Source data

* start *

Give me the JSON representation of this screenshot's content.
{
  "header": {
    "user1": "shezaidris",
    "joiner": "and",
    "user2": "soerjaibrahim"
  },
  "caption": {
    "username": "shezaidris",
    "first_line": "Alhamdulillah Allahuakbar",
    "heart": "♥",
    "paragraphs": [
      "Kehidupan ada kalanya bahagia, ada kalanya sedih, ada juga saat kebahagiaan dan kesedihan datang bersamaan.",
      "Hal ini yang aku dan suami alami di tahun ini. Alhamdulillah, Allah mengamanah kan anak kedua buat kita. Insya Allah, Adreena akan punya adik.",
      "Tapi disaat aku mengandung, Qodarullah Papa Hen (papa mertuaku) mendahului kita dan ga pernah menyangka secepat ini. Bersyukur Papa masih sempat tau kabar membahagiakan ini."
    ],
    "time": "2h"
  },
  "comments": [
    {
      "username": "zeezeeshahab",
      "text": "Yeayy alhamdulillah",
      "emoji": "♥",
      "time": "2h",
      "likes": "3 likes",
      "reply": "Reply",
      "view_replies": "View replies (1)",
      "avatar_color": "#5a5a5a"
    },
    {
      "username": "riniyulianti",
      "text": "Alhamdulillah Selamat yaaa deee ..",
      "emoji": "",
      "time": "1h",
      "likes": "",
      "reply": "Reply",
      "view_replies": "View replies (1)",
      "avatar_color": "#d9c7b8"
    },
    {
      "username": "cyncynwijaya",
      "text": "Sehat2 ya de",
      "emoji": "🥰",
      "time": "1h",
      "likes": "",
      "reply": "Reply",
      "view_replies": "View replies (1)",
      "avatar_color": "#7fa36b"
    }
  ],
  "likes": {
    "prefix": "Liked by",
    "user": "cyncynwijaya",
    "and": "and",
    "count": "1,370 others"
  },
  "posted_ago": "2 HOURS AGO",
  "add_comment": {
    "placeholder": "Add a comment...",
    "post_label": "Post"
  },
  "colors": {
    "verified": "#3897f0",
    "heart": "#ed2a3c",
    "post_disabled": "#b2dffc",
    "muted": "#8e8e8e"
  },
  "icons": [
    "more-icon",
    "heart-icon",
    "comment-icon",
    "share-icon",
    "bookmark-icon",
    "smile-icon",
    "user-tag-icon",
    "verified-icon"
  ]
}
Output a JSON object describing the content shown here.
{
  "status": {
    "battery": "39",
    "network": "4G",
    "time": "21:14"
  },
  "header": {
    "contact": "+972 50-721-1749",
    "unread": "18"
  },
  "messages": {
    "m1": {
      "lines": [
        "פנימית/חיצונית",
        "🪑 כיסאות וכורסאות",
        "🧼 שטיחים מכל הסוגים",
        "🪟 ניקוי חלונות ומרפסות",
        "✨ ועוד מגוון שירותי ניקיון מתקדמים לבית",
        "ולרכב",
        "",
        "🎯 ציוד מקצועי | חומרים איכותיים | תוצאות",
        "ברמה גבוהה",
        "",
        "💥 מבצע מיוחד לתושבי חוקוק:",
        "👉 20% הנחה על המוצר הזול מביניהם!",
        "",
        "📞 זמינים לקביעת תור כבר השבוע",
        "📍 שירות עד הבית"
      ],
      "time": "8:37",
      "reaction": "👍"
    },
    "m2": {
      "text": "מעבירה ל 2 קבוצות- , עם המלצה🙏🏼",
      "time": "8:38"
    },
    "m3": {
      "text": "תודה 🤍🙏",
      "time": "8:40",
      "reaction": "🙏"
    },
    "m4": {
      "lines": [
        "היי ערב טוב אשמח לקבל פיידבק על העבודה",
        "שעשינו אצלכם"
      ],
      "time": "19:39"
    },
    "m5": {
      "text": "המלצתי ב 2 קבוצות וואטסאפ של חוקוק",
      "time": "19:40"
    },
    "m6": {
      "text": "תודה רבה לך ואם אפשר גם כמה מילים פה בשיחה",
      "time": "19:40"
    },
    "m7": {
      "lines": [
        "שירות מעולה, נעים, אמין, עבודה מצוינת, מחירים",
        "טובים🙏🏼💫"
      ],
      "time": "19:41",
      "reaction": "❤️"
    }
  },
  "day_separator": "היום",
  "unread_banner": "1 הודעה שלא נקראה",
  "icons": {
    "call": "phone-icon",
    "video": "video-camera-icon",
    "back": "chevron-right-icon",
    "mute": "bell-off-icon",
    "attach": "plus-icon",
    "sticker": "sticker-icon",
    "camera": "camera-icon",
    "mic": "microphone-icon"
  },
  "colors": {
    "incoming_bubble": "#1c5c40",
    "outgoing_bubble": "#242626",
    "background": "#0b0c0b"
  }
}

* end *

◆ **WRITTEN INSTRUCTION**
What is the number of lines that hold the string "shezaidris"? Give it alone.

◆ **SOLUTION FOR THIS TASK**
2